Task brief: Count the lines that hold the string "this". Reply with the number alone.

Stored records
......
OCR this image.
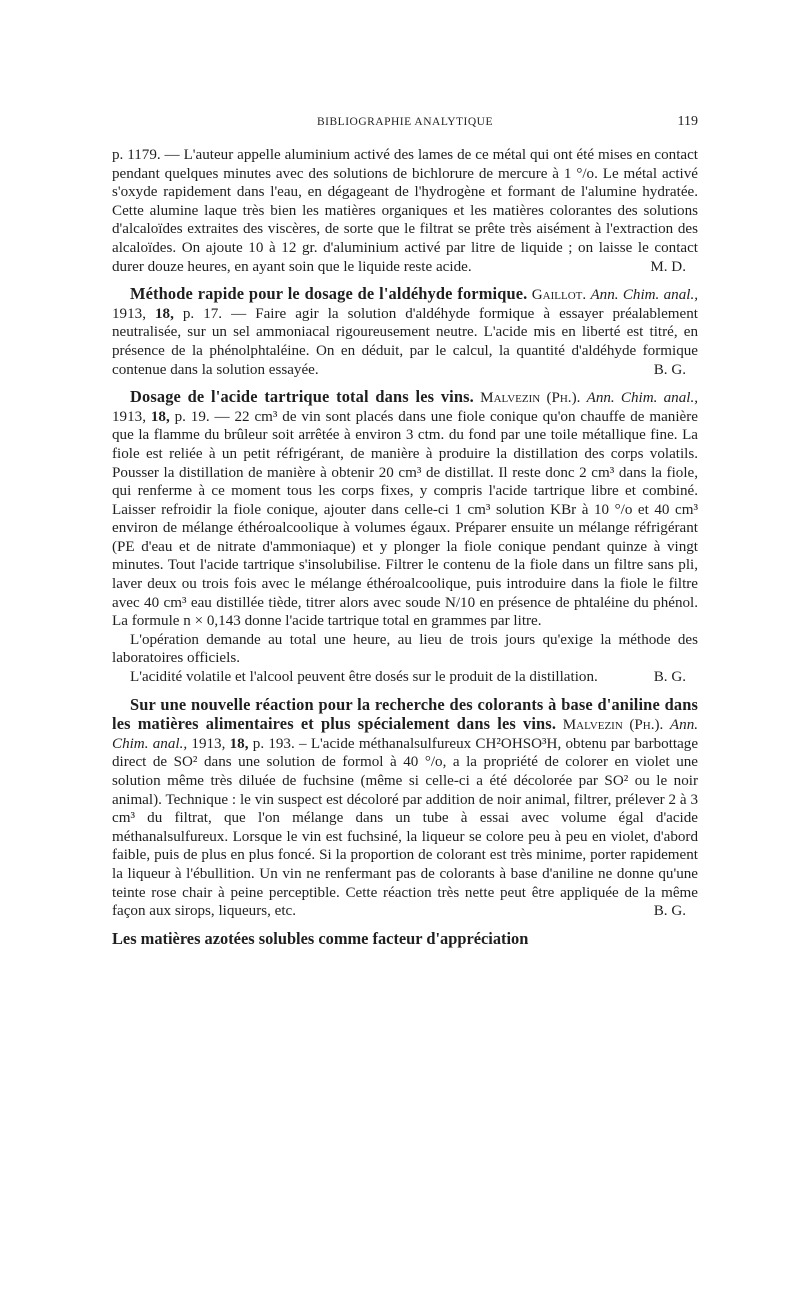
BIBLIOGRAPHIE ANALYTIQUE	119

p. 1179. — L'auteur appelle aluminium activé des lames de ce métal qui ont été mises en contact pendant quelques minutes avec des solutions de bichlorure de mercure à 1 °/o. Le métal activé s'oxyde rapidement dans l'eau, en dégageant de l'hydrogène et formant de l'alumine hydratée. Cette alumine laque très bien les matières organiques et les matières colorantes des solutions d'alcaloïdes extraites des viscères, de sorte que le filtrat se prête très aisément à l'extraction des alcaloïdes. On ajoute 10 à 12 gr. d'aluminium activé par litre de liquide ; on laisse le contact durer douze heures, en ayant soin que le liquide reste acide.	M. D.

Méthode rapide pour le dosage de l'aldéhyde formique. Gaillot. Ann. Chim. anal., 1913, 18, p. 17. — Faire agir la solution d'aldéhyde formique à essayer préalablement neutralisée, sur un sel ammoniacal rigoureusement neutre. L'acide mis en liberté est titré, en présence de la phénolphtaléine. On en déduit, par le calcul, la quantité d'aldéhyde formique contenue dans la solution essayée.	B. G.

Dosage de l'acide tartrique total dans les vins. Malvezin (Ph.). Ann. Chim. anal., 1913, 18, p. 19. — 22 cm³ de vin sont placés dans une fiole conique qu'on chauffe de manière que la flamme du brûleur soit arrêtée à environ 3 ctm. du fond par une toile métallique fine. La fiole est reliée à un petit réfrigérant, de manière à produire la distillation des corps volatils. Pousser la distillation de manière à obtenir 20 cm³ de distillat. Il reste donc 2 cm³ dans la fiole, qui renferme à ce moment tous les corps fixes, y compris l'acide tartrique libre et combiné. Laisser refroidir la fiole conique, ajouter dans celle-ci 1 cm³ solution KBr à 10 °/o et 40 cm³ environ de mélange éthéroalcoolique à volumes égaux. Préparer ensuite un mélange réfrigérant (PE d'eau et de nitrate d'ammoniaque) et y plonger la fiole conique pendant quinze à vingt minutes. Tout l'acide tartrique s'insolubilise. Filtrer le contenu de la fiole dans un filtre sans pli, laver deux ou trois fois avec le mélange éthéroalcoolique, puis introduire dans la fiole le filtre avec 40 cm³ eau distillée tiède, titrer alors avec soude N/10 en présence de phtaléine du phénol. La formule n × 0,143 donne l'acide tartrique total en grammes par litre.

L'opération demande au total une heure, au lieu de trois jours qu'exige la méthode des laboratoires officiels.

L'acidité volatile et l'alcool peuvent être dosés sur le produit de la distillation.	B. G.

Sur une nouvelle réaction pour la recherche des colorants à base d'aniline dans les matières alimentaires et plus spécialement dans les vins. Malvezin (Ph.). Ann. Chim. anal., 1913, 18, p. 193. – L'acide méthanalsulfureux CH²OHSO³H, obtenu par barbottage direct de SO² dans une solution de formol à 40 °/o, a la propriété de colorer en violet une solution même très diluée de fuchsine (même si celle-ci a été décolorée par SO² ou le noir animal). Technique : le vin suspect est décoloré par addition de noir animal, filtrer, prélever 2 à 3 cm³ du filtrat, que l'on mélange dans un tube à essai avec volume égal d'acide méthanalsulfureux. Lorsque le vin est fuchsiné, la liqueur se colore peu à peu en violet, d'abord faible, puis de plus en plus foncé. Si la proportion de colorant est très minime, porter rapidement la liqueur à l'ébullition. Un vin ne renfermant pas de colorants à base d'aniline ne donne qu'une teinte rose chair à peine perceptible. Cette réaction très nette peut être appliquée de la même façon aux sirops, liqueurs, etc.	B. G.

Les matières azotées solubles comme facteur d'appréciation
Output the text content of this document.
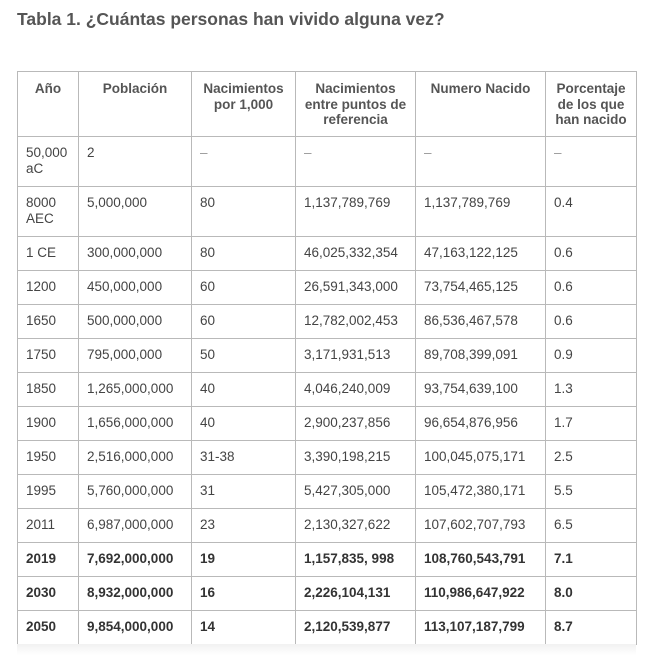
Tabla 1. ¿Cuántas personas han vivido alguna vez?
Año	Población	Nacimientos por 1,000	Nacimientos entre puntos de referencia	Numero Nacido	Porcentaje de los que han nacido
50,000 aC	2	–	–	–	–
8000 AEC	5,000,000	80	1,137,789,769	1,137,789,769	0.4
1 CE	300,000,000	80	46,025,332,354	47,163,122,125	0.6
1200	450,000,000	60	26,591,343,000	73,754,465,125	0.6
1650	500,000,000	60	12,782,002,453	86,536,467,578	0.6
1750	795,000,000	50	3,171,931,513	89,708,399,091	0.9
1850	1,265,000,000	40	4,046,240,009	93,754,639,100	1.3
1900	1,656,000,000	40	2,900,237,856	96,654,876,956	1.7
1950	2,516,000,000	31-38	3,390,198,215	100,045,075,171	2.5
1995	5,760,000,000	31	5,427,305,000	105,472,380,171	5.5
2011	6,987,000,000	23	2,130,327,622	107,602,707,793	6.5
2019	7,692,000,000	19	1,157,835, 998	108,760,543,791	7.1
2030	8,932,000,000	16	2,226,104,131	110,986,647,922	8.0
2050	9,854,000,000	14	2,120,539,877	113,107,187,799	8.7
......
Solution: 2